• **Short exercise**
Swap every "entry-line" in the listing below for "ruled-line", and reproduce all of its lines with nothing else altered.

• **Data supplied**

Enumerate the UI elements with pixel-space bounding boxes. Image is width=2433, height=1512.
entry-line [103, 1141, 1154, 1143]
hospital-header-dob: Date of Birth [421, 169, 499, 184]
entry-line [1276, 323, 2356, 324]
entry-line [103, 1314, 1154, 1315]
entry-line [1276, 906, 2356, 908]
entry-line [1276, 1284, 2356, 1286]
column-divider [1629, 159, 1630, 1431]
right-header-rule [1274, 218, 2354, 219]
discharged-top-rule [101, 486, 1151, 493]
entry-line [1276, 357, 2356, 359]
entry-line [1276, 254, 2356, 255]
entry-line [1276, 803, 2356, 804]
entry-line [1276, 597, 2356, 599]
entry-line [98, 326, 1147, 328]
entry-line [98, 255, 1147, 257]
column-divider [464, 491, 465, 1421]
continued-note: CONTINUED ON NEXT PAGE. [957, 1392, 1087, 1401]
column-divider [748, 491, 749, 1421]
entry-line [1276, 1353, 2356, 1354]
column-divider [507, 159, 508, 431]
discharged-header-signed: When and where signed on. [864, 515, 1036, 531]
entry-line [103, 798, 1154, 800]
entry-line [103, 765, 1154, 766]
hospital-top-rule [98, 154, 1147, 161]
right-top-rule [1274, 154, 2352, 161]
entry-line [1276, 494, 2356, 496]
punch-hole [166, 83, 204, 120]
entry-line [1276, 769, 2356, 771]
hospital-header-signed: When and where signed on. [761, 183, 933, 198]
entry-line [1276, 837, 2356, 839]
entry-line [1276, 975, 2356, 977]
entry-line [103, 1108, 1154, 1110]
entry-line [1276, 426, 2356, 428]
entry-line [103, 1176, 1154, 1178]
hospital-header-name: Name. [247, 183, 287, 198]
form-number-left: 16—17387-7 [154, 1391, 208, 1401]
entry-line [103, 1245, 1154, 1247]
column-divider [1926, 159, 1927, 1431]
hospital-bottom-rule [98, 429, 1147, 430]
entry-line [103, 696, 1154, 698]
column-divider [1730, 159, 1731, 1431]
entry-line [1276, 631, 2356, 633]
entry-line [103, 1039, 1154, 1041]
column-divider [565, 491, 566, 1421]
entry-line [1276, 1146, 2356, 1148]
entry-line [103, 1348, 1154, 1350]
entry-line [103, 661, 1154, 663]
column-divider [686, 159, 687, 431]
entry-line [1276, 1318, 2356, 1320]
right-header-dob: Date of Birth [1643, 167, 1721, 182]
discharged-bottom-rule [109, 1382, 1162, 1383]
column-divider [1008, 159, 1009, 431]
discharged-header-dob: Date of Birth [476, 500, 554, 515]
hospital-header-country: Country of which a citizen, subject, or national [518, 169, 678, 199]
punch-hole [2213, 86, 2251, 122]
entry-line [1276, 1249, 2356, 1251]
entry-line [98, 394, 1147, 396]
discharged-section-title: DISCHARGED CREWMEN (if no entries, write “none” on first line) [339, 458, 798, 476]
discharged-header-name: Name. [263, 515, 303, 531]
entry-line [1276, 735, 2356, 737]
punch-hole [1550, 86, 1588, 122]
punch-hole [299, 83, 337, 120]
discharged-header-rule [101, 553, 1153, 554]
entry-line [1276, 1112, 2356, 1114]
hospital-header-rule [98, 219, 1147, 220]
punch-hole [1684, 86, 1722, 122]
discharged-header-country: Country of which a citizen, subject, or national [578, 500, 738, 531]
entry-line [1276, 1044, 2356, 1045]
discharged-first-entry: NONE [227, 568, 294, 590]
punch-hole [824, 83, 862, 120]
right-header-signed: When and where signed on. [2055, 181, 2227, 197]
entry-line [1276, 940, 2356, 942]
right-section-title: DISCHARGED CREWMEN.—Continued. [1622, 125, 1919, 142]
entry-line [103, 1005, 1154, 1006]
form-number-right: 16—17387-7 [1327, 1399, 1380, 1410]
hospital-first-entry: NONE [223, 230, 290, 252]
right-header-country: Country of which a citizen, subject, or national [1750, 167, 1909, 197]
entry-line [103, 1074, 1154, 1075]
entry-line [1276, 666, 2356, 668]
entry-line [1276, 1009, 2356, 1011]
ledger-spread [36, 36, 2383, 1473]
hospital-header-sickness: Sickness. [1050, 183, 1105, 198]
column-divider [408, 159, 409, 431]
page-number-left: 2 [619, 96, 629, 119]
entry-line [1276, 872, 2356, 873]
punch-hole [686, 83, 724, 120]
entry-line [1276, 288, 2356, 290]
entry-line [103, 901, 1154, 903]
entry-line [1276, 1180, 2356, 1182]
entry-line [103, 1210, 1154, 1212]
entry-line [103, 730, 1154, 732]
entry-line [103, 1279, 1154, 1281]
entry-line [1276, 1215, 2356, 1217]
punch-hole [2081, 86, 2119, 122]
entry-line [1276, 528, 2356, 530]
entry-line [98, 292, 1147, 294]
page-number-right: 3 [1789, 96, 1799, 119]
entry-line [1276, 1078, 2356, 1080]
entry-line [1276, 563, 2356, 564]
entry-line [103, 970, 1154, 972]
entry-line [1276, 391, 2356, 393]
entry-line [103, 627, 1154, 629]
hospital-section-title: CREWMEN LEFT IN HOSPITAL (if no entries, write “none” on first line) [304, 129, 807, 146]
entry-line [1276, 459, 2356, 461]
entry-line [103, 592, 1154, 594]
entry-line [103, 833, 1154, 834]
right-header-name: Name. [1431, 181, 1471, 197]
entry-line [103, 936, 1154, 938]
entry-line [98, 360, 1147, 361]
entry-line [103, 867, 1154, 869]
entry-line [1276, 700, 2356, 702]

• **Answer to this problem**
Enumerate the UI elements with pixel-space bounding boxes. Image is width=2433, height=1512.
ruled-line [103, 1141, 1154, 1143]
hospital-header-dob: Date of Birth [421, 169, 499, 184]
ruled-line [1276, 323, 2356, 324]
ruled-line [103, 1314, 1154, 1315]
ruled-line [1276, 906, 2356, 908]
ruled-line [1276, 1284, 2356, 1286]
column-divider [1629, 159, 1630, 1431]
right-header-rule [1274, 218, 2354, 219]
discharged-top-rule [101, 486, 1151, 493]
ruled-line [1276, 357, 2356, 359]
ruled-line [1276, 254, 2356, 255]
ruled-line [1276, 803, 2356, 804]
ruled-line [1276, 597, 2356, 599]
ruled-line [98, 326, 1147, 328]
ruled-line [98, 255, 1147, 257]
column-divider [464, 491, 465, 1421]
continued-note: CONTINUED ON NEXT PAGE. [957, 1392, 1087, 1401]
column-divider [748, 491, 749, 1421]
ruled-line [1276, 1353, 2356, 1354]
column-divider [507, 159, 508, 431]
discharged-header-signed: When and where signed on. [864, 515, 1036, 531]
ruled-line [103, 798, 1154, 800]
ruled-line [103, 765, 1154, 766]
hospital-top-rule [98, 154, 1147, 161]
right-top-rule [1274, 154, 2352, 161]
ruled-line [1276, 494, 2356, 496]
punch-hole [166, 83, 204, 120]
ruled-line [1276, 769, 2356, 771]
hospital-header-signed: When and where signed on. [761, 183, 933, 198]
ruled-line [1276, 837, 2356, 839]
ruled-line [1276, 975, 2356, 977]
ruled-line [103, 1108, 1154, 1110]
ruled-line [1276, 426, 2356, 428]
ruled-line [103, 1176, 1154, 1178]
hospital-header-name: Name. [247, 183, 287, 198]
form-number-left: 16—17387-7 [154, 1391, 208, 1401]
ruled-line [103, 1245, 1154, 1247]
column-divider [1926, 159, 1927, 1431]
hospital-bottom-rule [98, 429, 1147, 430]
ruled-line [103, 696, 1154, 698]
column-divider [1730, 159, 1731, 1431]
ruled-line [1276, 631, 2356, 633]
ruled-line [103, 1039, 1154, 1041]
column-divider [565, 491, 566, 1421]
ruled-line [1276, 1146, 2356, 1148]
ruled-line [103, 1348, 1154, 1350]
ruled-line [103, 661, 1154, 663]
column-divider [686, 159, 687, 431]
ruled-line [1276, 1318, 2356, 1320]
right-header-dob: Date of Birth [1643, 167, 1721, 182]
discharged-bottom-rule [109, 1382, 1162, 1383]
column-divider [1008, 159, 1009, 431]
discharged-header-dob: Date of Birth [476, 500, 554, 515]
hospital-header-country: Country of which a citizen, subject, or national [518, 169, 678, 199]
punch-hole [2213, 86, 2251, 122]
ruled-line [1276, 1249, 2356, 1251]
ruled-line [98, 394, 1147, 396]
discharged-section-title: DISCHARGED CREWMEN (if no entries, write “none” on first line) [339, 458, 798, 476]
discharged-header-name: Name. [263, 515, 303, 531]
ruled-line [1276, 735, 2356, 737]
punch-hole [1550, 86, 1588, 122]
punch-hole [299, 83, 337, 120]
discharged-header-rule [101, 553, 1153, 554]
ruled-line [1276, 1112, 2356, 1114]
hospital-header-rule [98, 219, 1147, 220]
punch-hole [1684, 86, 1722, 122]
discharged-header-country: Country of which a citizen, subject, or national [578, 500, 738, 531]
ruled-line [1276, 1044, 2356, 1045]
discharged-first-entry: NONE [227, 568, 294, 590]
punch-hole [824, 83, 862, 120]
right-header-signed: When and where signed on. [2055, 181, 2227, 197]
ruled-line [1276, 940, 2356, 942]
right-section-title: DISCHARGED CREWMEN.—Continued. [1622, 125, 1919, 142]
ruled-line [103, 1005, 1154, 1006]
form-number-right: 16—17387-7 [1327, 1399, 1380, 1410]
hospital-first-entry: NONE [223, 230, 290, 252]
right-header-country: Country of which a citizen, subject, or national [1750, 167, 1909, 197]
ruled-line [103, 1074, 1154, 1075]
ruled-line [1276, 666, 2356, 668]
ruled-line [1276, 1009, 2356, 1011]
ledger-spread [36, 36, 2383, 1473]
hospital-header-sickness: Sickness. [1050, 183, 1105, 198]
column-divider [408, 159, 409, 431]
page-number-left: 2 [619, 96, 629, 119]
ruled-line [1276, 872, 2356, 873]
punch-hole [686, 83, 724, 120]
ruled-line [1276, 288, 2356, 290]
ruled-line [103, 901, 1154, 903]
ruled-line [1276, 1180, 2356, 1182]
ruled-line [103, 1210, 1154, 1212]
ruled-line [103, 730, 1154, 732]
ruled-line [103, 1279, 1154, 1281]
ruled-line [1276, 1215, 2356, 1217]
punch-hole [2081, 86, 2119, 122]
ruled-line [1276, 528, 2356, 530]
ruled-line [98, 292, 1147, 294]
page-number-right: 3 [1789, 96, 1799, 119]
ruled-line [1276, 1078, 2356, 1080]
ruled-line [1276, 563, 2356, 564]
ruled-line [103, 970, 1154, 972]
ruled-line [1276, 391, 2356, 393]
ruled-line [103, 627, 1154, 629]
hospital-section-title: CREWMEN LEFT IN HOSPITAL (if no entries, write “none” on first line) [304, 129, 807, 146]
ruled-line [1276, 459, 2356, 461]
ruled-line [103, 592, 1154, 594]
ruled-line [103, 833, 1154, 834]
right-header-name: Name. [1431, 181, 1471, 197]
ruled-line [103, 936, 1154, 938]
ruled-line [98, 360, 1147, 361]
ruled-line [103, 867, 1154, 869]
ruled-line [1276, 700, 2356, 702]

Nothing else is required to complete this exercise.